WRITTEN INSTRUCTION: Collect all lines from the listing that include the string "činnosti".

>>>>>

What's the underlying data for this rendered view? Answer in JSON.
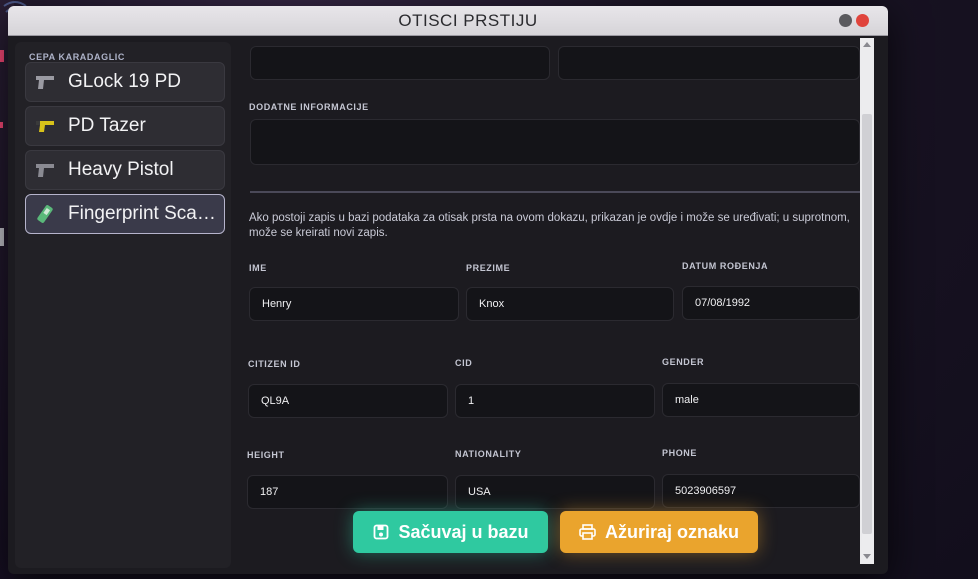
{
  "window": {
    "title": "OTISCI PRSTIJU"
  },
  "sidebar": {
    "heading": "CEPA KARADAGLIC",
    "items": [
      {
        "label": "GLock 19 PD",
        "icon": "pistol-icon"
      },
      {
        "label": "PD Tazer",
        "icon": "taser-icon"
      },
      {
        "label": "Heavy Pistol",
        "icon": "pistol-icon"
      },
      {
        "label": "Fingerprint Sca…",
        "icon": "fingerprint-scanner-icon",
        "active": true
      }
    ]
  },
  "form": {
    "top_field_1": "",
    "top_field_2": "",
    "additional_info_label": "DODATNE INFORMACIJE",
    "additional_info_value": "",
    "info_text": "Ako postoji zapis u bazi podataka za otisak prsta na ovom dokazu, prikazan je ovdje i može se uređivati; u suprotnom, može se kreirati novi zapis.",
    "fields": {
      "ime": {
        "label": "IME",
        "value": "Henry"
      },
      "prezime": {
        "label": "PREZIME",
        "value": "Knox"
      },
      "datum_rodenja": {
        "label": "DATUM ROĐENJA",
        "value": "07/08/1992"
      },
      "citizen_id": {
        "label": "CITIZEN ID",
        "value": "QL9A"
      },
      "cid": {
        "label": "CID",
        "value": "1"
      },
      "gender": {
        "label": "GENDER",
        "value": "male"
      },
      "height": {
        "label": "HEIGHT",
        "value": "187"
      },
      "nationality": {
        "label": "NATIONALITY",
        "value": "USA"
      },
      "phone": {
        "label": "PHONE",
        "value": "5023906597"
      }
    },
    "save_button": "Sačuvaj u bazu",
    "update_button": "Ažuriraj oznaku"
  },
  "colors": {
    "save_accent": "#2fc9a0",
    "update_accent": "#eaa42d",
    "close_button": "#e0443c"
  }
}
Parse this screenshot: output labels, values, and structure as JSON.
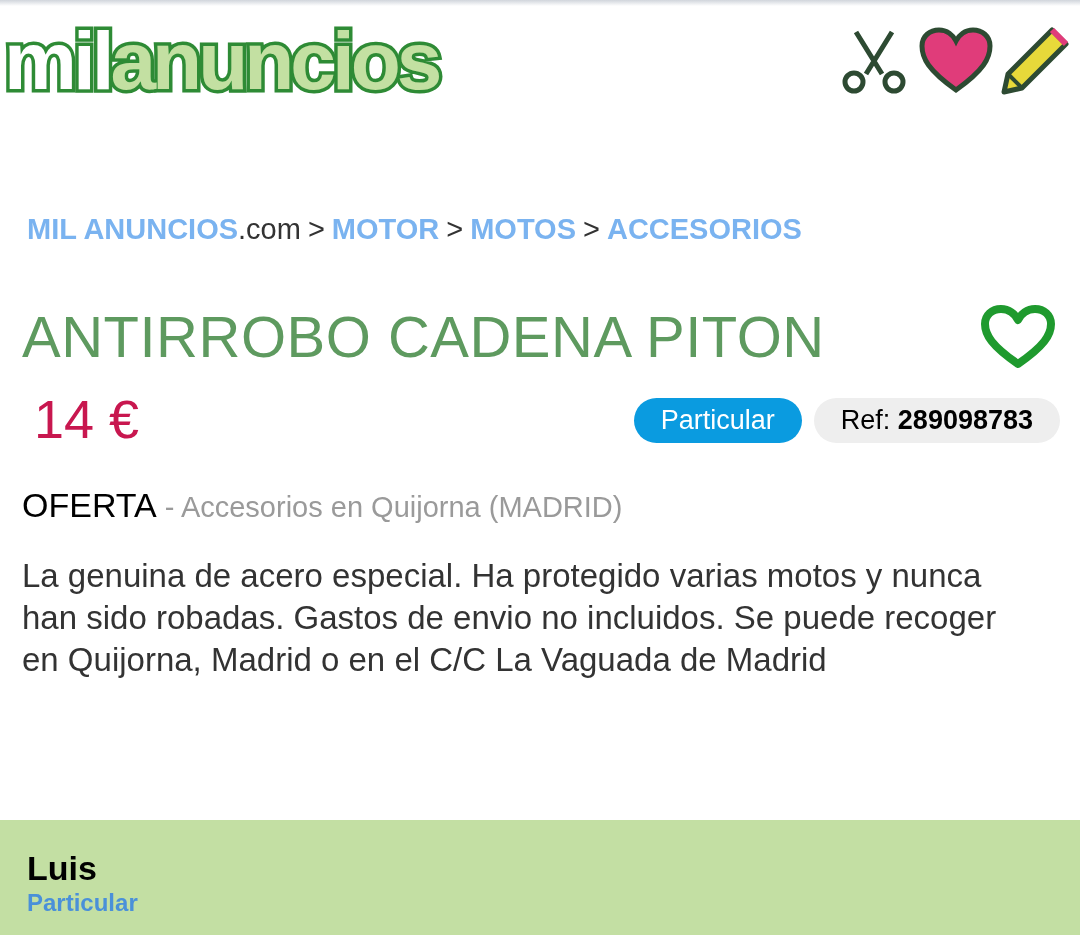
{
  "header": {
    "logo": {
      "first": "mil",
      "second": "anuncios"
    }
  },
  "breadcrumb": [
    {
      "kind": "link",
      "text": "MIL ANUNCIOS"
    },
    {
      "kind": "text",
      "text": ".com"
    },
    {
      "kind": "separator",
      "text": ">"
    },
    {
      "kind": "link",
      "text": "MOTOR"
    },
    {
      "kind": "separator",
      "text": ">"
    },
    {
      "kind": "link",
      "text": "MOTOS"
    },
    {
      "kind": "separator",
      "text": ">"
    },
    {
      "kind": "link",
      "text": "ACCESORIOS"
    }
  ],
  "ad": {
    "title": "ANTIRROBO CADENA PITON",
    "favorite": false,
    "price": "14 €",
    "seller_type_badge": "Particular",
    "ref_label": "Ref:",
    "ref_value": "289098783",
    "offer_type": "OFERTA",
    "location": "- Accesorios en Quijorna (MADRID)",
    "description": "La genuina de acero especial. Ha protegido varias motos y nunca han sido robadas. Gastos de envio no incluidos. Se puede recoger en Quijorna, Madrid o en el C/C La Vaguada de Madrid"
  },
  "seller": {
    "name": "Luis",
    "type": "Particular"
  }
}
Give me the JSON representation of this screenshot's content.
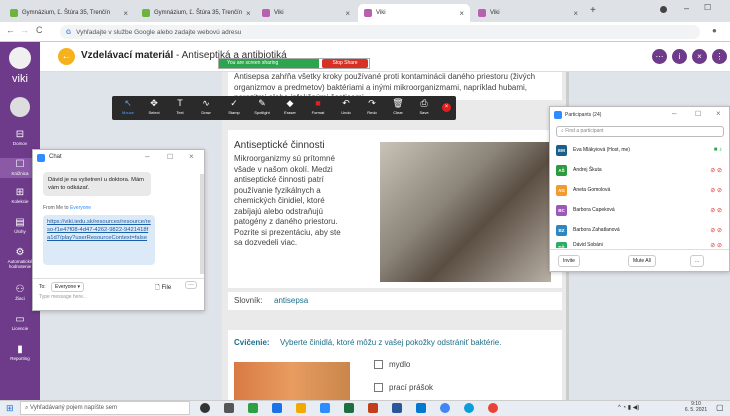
{
  "browser": {
    "tabs": [
      {
        "title": "Gymnázium, Ľ. Štúra 35, Trenčín"
      },
      {
        "title": "Gymnázium, Ľ. Štúra 35, Trenčín"
      },
      {
        "title": "Viki"
      },
      {
        "title": "Viki"
      },
      {
        "title": "Viki"
      }
    ],
    "address_placeholder": "Vyhľadajte v službe Google alebo zadajte webovú adresu"
  },
  "app": {
    "logo": "viki",
    "sidebar": [
      {
        "label": "Domov"
      },
      {
        "label": "Knižnica"
      },
      {
        "label": "Kolekcie"
      },
      {
        "label": "Úlohy"
      },
      {
        "label": "Automatické hodnotenie"
      },
      {
        "label": "Žiaci"
      },
      {
        "label": "Licencie"
      },
      {
        "label": "Reporting"
      }
    ],
    "title_prefix": "Vzdelávací materiál",
    "title_suffix": "Antiseptiká a antibiotiká"
  },
  "share": {
    "text": "You are screen sharing",
    "stop": "Stop Share"
  },
  "annotate": {
    "tools": [
      "Mouse",
      "Select",
      "Text",
      "Draw",
      "Stamp",
      "Spotlight",
      "Eraser",
      "Format",
      "Undo",
      "Redo",
      "Clear",
      "Save"
    ]
  },
  "content": {
    "intro": "Antisepsa zahŕňa všetky kroky používané proti kontaminácii daného priestoru (živých organizmov a predmetov) baktériami a inými mikroorganizmami, napríklad hubami, parazitmi alebo infekčnými časticami",
    "section_title": "Antiseptické činnosti",
    "section_text": "Mikroorganizmy sú prítomné všade v našom okolí. Medzi antiseptické činnosti patrí používanie fyzikálnych a chemických činidiel, ktoré zabíjajú alebo odstraňujú patogény z daného priestoru. Pozrite si prezentáciu, aby ste sa dozvedeli viac.",
    "glossary_label": "Slovník:",
    "glossary_term": "antisepsa",
    "exercise_label": "Cvičenie:",
    "exercise_text": "Vyberte činidlá, ktoré môžu z vašej pokožky odstrániť baktérie.",
    "options": [
      "mydlo",
      "prací prášok"
    ]
  },
  "chat": {
    "title": "Chat",
    "message": "Dávid je na vyšetrení u doktora. Mám vám to odkázať.",
    "from": "From Me to",
    "to": "Everyone",
    "link": "https://viki.iedu.sk/resources/resource/reso-f1e47f08-4d47-4262-9822-9421418fa1d7/play?userResourceContext=false",
    "to_label": "To:",
    "to_value": "Everyone",
    "file": "File",
    "placeholder": "Type message here..."
  },
  "participants": {
    "title": "Participants (24)",
    "search": "Find a participant",
    "list": [
      {
        "initials": "EM",
        "name": "Eva Mlákyiová (Host, me)",
        "color": "#1a5e8a"
      },
      {
        "initials": "AŠ",
        "name": "Andrej Škuta",
        "color": "#2e9a3e"
      },
      {
        "initials": "AG",
        "name": "Aneta Gomolová",
        "color": "#f29a2e"
      },
      {
        "initials": "BC",
        "name": "Barbora Capeková",
        "color": "#9b59b6"
      },
      {
        "initials": "BZ",
        "name": "Barbora Zahatlanová",
        "color": "#2e86c1"
      },
      {
        "initials": "DŠ",
        "name": "Dávid Šobáni",
        "color": "#27ae60"
      }
    ],
    "invite": "Invite",
    "mute": "Mute All",
    "more": "..."
  },
  "taskbar": {
    "search": "Vyhľadávaný pojem napíšte sem",
    "time": "9:10",
    "date": "6. 5. 2021"
  }
}
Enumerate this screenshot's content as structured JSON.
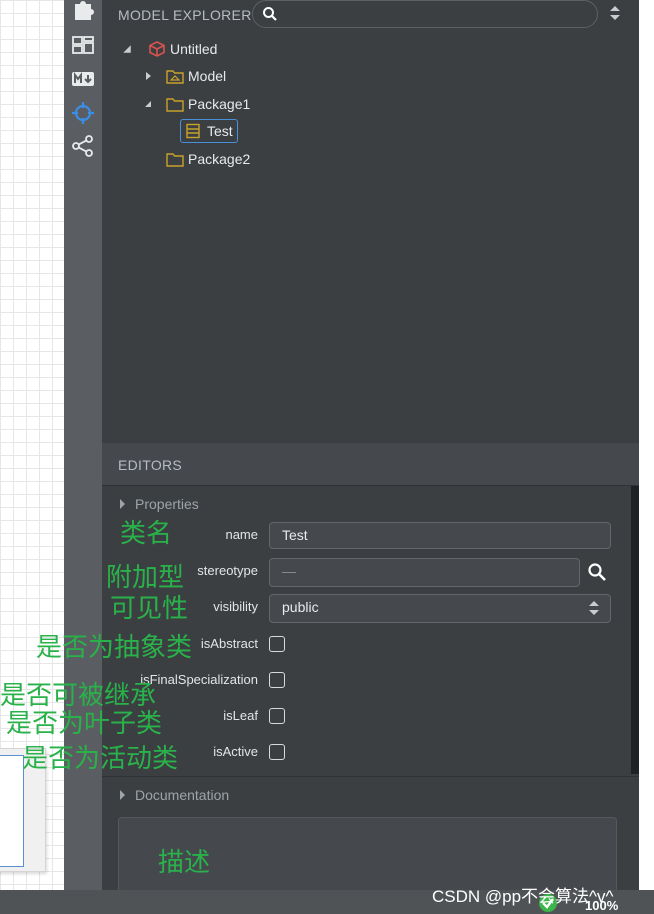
{
  "model_explorer": {
    "title": "MODEL EXPLORER",
    "search_placeholder": ""
  },
  "tree": [
    {
      "label": "Untitled",
      "type": "project",
      "expanded": true,
      "level": 0
    },
    {
      "label": "Model",
      "type": "model",
      "expanded": false,
      "level": 1
    },
    {
      "label": "Package1",
      "type": "package",
      "expanded": true,
      "level": 1
    },
    {
      "label": "Test",
      "type": "class",
      "selected": true,
      "level": 2
    },
    {
      "label": "Package2",
      "type": "package",
      "level": 1
    }
  ],
  "editors": {
    "title": "EDITORS",
    "properties_label": "Properties",
    "documentation_label": "Documentation",
    "fields": {
      "name_label": "name",
      "name_value": "Test",
      "stereotype_label": "stereotype",
      "stereotype_placeholder": "—",
      "visibility_label": "visibility",
      "visibility_value": "public",
      "isAbstract_label": "isAbstract",
      "isAbstract_checked": false,
      "isFinalSpecialization_label": "isFinalSpecialization",
      "isFinalSpecialization_checked": false,
      "isLeaf_label": "isLeaf",
      "isLeaf_checked": false,
      "isActive_label": "isActive",
      "isActive_checked": false
    }
  },
  "annotations": {
    "class_name": "类名",
    "stereotype": "附加型",
    "visibility": "可见性",
    "abstract": "是否为抽象类",
    "final": "是否可被继承",
    "leaf": "是否为叶子类",
    "active": "是否为活动类",
    "description": "描述"
  },
  "status": {
    "zoom": "100%",
    "watermark": "CSDN @pp不会算法^v^"
  },
  "colors": {
    "panel_bg": "#3b3f42",
    "accent_blue": "#4a90d9",
    "annotation_green": "#2ab24a",
    "folder_yellow": "#c8a22a",
    "project_red": "#d9534f"
  }
}
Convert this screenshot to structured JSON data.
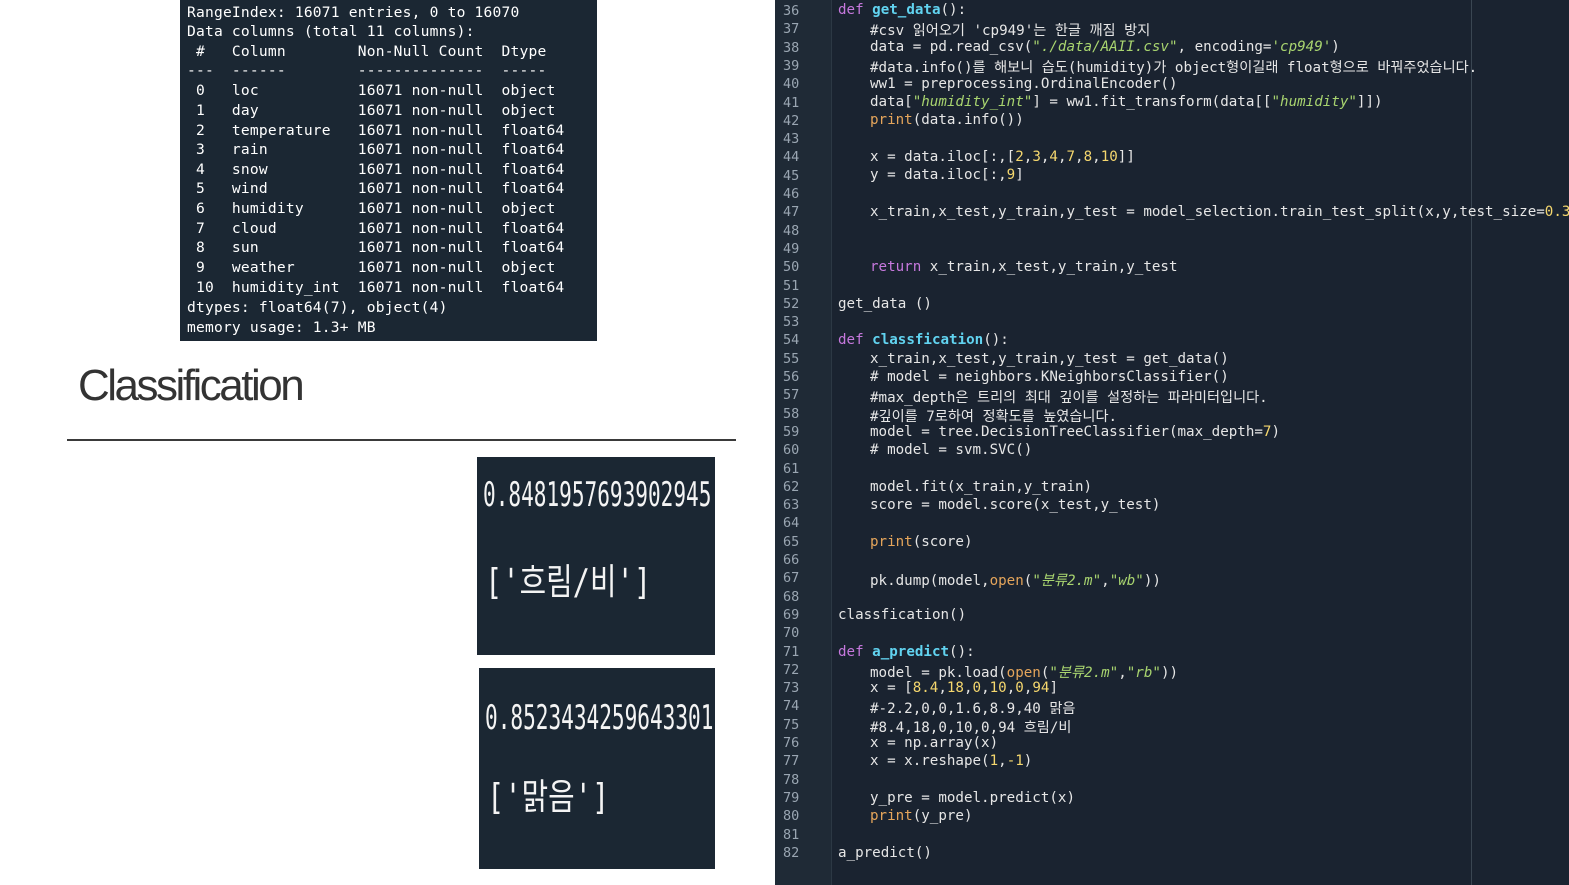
{
  "info_panel": {
    "lines": [
      "RangeIndex: 16071 entries, 0 to 16070",
      "Data columns (total 11 columns):",
      " #   Column        Non-Null Count  Dtype",
      "---  ------        --------------  -----",
      " 0   loc           16071 non-null  object",
      " 1   day           16071 non-null  object",
      " 2   temperature   16071 non-null  float64",
      " 3   rain          16071 non-null  float64",
      " 4   snow          16071 non-null  float64",
      " 5   wind          16071 non-null  float64",
      " 6   humidity      16071 non-null  object",
      " 7   cloud         16071 non-null  float64",
      " 8   sun           16071 non-null  float64",
      " 9   weather       16071 non-null  object",
      " 10  humidity_int  16071 non-null  float64",
      "dtypes: float64(7), object(4)",
      "memory usage: 1.3+ MB"
    ]
  },
  "heading": "Classification",
  "results": [
    {
      "score": "0.8481957693902945",
      "label": "['흐림/비']"
    },
    {
      "score": "0.8523434259643301",
      "label": "['맑음']"
    }
  ],
  "editor": {
    "line_numbers": [
      "36",
      "37",
      "38",
      "39",
      "40",
      "41",
      "42",
      "43",
      "44",
      "45",
      "46",
      "47",
      "48",
      "49",
      "50",
      "51",
      "52",
      "53",
      "54",
      "55",
      "56",
      "57",
      "58",
      "59",
      "60",
      "61",
      "62",
      "63",
      "64",
      "65",
      "66",
      "67",
      "68",
      "69",
      "70",
      "71",
      "72",
      "73",
      "74",
      "75",
      "76",
      "77",
      "78",
      "79",
      "80",
      "81",
      "82"
    ],
    "code": {
      "l36_kw": "def",
      "l36_fn": "get_data",
      "l36_rest": "():",
      "l37": "#csv 읽어오기 'cp949'는 한글 깨짐 방지",
      "l38_a": "data = pd.read_csv(",
      "l38_s1": "\"./data/AAII.csv\"",
      "l38_b": ", encoding=",
      "l38_s2": "'cp949'",
      "l38_c": ")",
      "l39": "#data.info()를 해보니 습도(humidity)가 object형이길래 float형으로 바꿔주었습니다.",
      "l40": "ww1 = preprocessing.OrdinalEncoder()",
      "l41_a": "data[",
      "l41_s1": "\"humidity_int\"",
      "l41_b": "] = ww1.fit_transform(data[[",
      "l41_s2": "\"humidity\"",
      "l41_c": "]])",
      "l42_bi": "print",
      "l42_rest": "(data.info())",
      "l44_a": "x = data.iloc[:,[",
      "l44_n": [
        "2",
        "3",
        "4",
        "7",
        "8",
        "10"
      ],
      "l44_c": "]]",
      "l45_a": "y = data.iloc[:,",
      "l45_n": "9",
      "l45_c": "]",
      "l47_a": "x_train,x_test,y_train,y_test = model_selection.train_test_split(x,y,test_size=",
      "l47_n": "0.3",
      "l47_c": ")",
      "l50_kw": "return",
      "l50_rest": " x_train,x_test,y_train,y_test",
      "l52": "get_data ()",
      "l54_kw": "def",
      "l54_fn": "classfication",
      "l54_rest": "():",
      "l55": "x_train,x_test,y_train,y_test = get_data()",
      "l56": "# model = neighbors.KNeighborsClassifier()",
      "l57": "#max_depth은 트리의 최대 깊이를 설정하는 파라미터입니다.",
      "l58": "#깊이를 7로하여 정확도를 높였습니다.",
      "l59_a": "model = tree.DecisionTreeClassifier(max_depth=",
      "l59_n": "7",
      "l59_c": ")",
      "l60": "# model = svm.SVC()",
      "l62": "model.fit(x_train,y_train)",
      "l63": "score = model.score(x_test,y_test)",
      "l65_bi": "print",
      "l65_rest": "(score)",
      "l67_a": "pk.dump(model,",
      "l67_bi": "open",
      "l67_b": "(",
      "l67_s1": "\"분류2.m\"",
      "l67_c": ",",
      "l67_s2": "\"wb\"",
      "l67_d": "))",
      "l69": "classfication()",
      "l71_kw": "def",
      "l71_fn": "a_predict",
      "l71_rest": "():",
      "l72_a": "model = pk.load(",
      "l72_bi": "open",
      "l72_b": "(",
      "l72_s1": "\"분류2.m\"",
      "l72_c": ",",
      "l72_s2": "\"rb\"",
      "l72_d": "))",
      "l73_a": "x = [",
      "l73_n": [
        "8.4",
        "18",
        "0",
        "10",
        "0",
        "94"
      ],
      "l73_c": "]",
      "l74": "#-2.2,0,0,1.6,8.9,40 맑음",
      "l75": "#8.4,18,0,10,0,94 흐림/비",
      "l76": "x = np.array(x)",
      "l77_a": "x = x.reshape(",
      "l77_n1": "1",
      "l77_b": ",",
      "l77_n2": "-1",
      "l77_c": ")",
      "l79": "y_pre = model.predict(x)",
      "l80_bi": "print",
      "l80_rest": "(y_pre)",
      "l82": "a_predict()"
    }
  },
  "colors": {
    "panel_bg": "#1b2733",
    "editor_bg": "#1a2330",
    "keyword": "#c678dd",
    "function": "#61d3f0",
    "builtin": "#e5a55b",
    "string": "#a8d46f",
    "number": "#f5d76e",
    "comment": "#7b8794"
  }
}
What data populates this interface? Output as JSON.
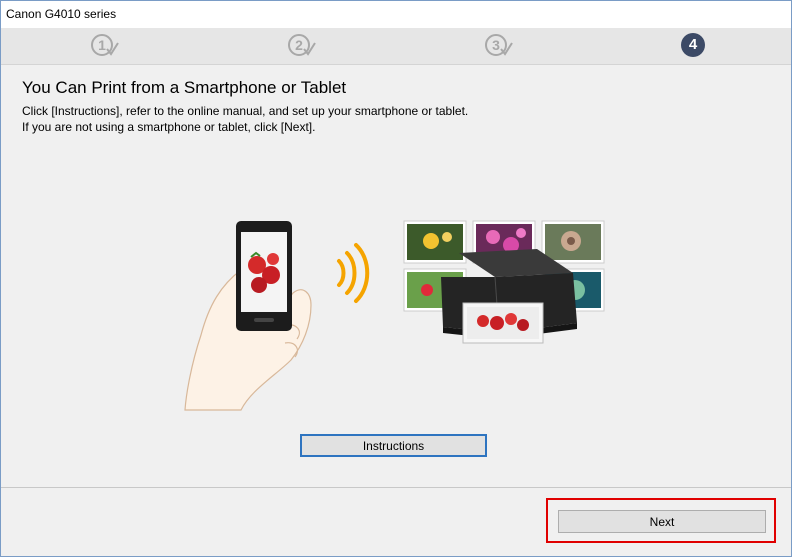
{
  "window": {
    "title": "Canon G4010 series"
  },
  "steps": [
    {
      "number": "1",
      "state": "done"
    },
    {
      "number": "2",
      "state": "done"
    },
    {
      "number": "3",
      "state": "done"
    },
    {
      "number": "4",
      "state": "current"
    }
  ],
  "main": {
    "heading": "You Can Print from a Smartphone or Tablet",
    "line1": "Click [Instructions], refer to the online manual, and set up your smartphone or tablet.",
    "line2": "If you are not using a smartphone or tablet, click [Next]."
  },
  "buttons": {
    "instructions": "Instructions",
    "next": "Next"
  },
  "colors": {
    "step_done": "#a8a8a8",
    "step_current": "#3c4a66",
    "focus_border": "#2e74c0",
    "highlight": "#e00000",
    "wifi": "#f5a400"
  }
}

<<<<<

ANSWER TO THIS TASK:
    "section_title": "Antiseptické činnosti",
    "section_text": "Mikroorganizmy sú prítomné všade v našom okolí. Medzi antiseptické činnosti patrí používanie fyzikálnych a chemických činidiel, ktoré zabíjajú alebo odstraňujú patogény z daného priestoru. Pozrite si prezentáciu, aby ste sa dozvedeli viac.",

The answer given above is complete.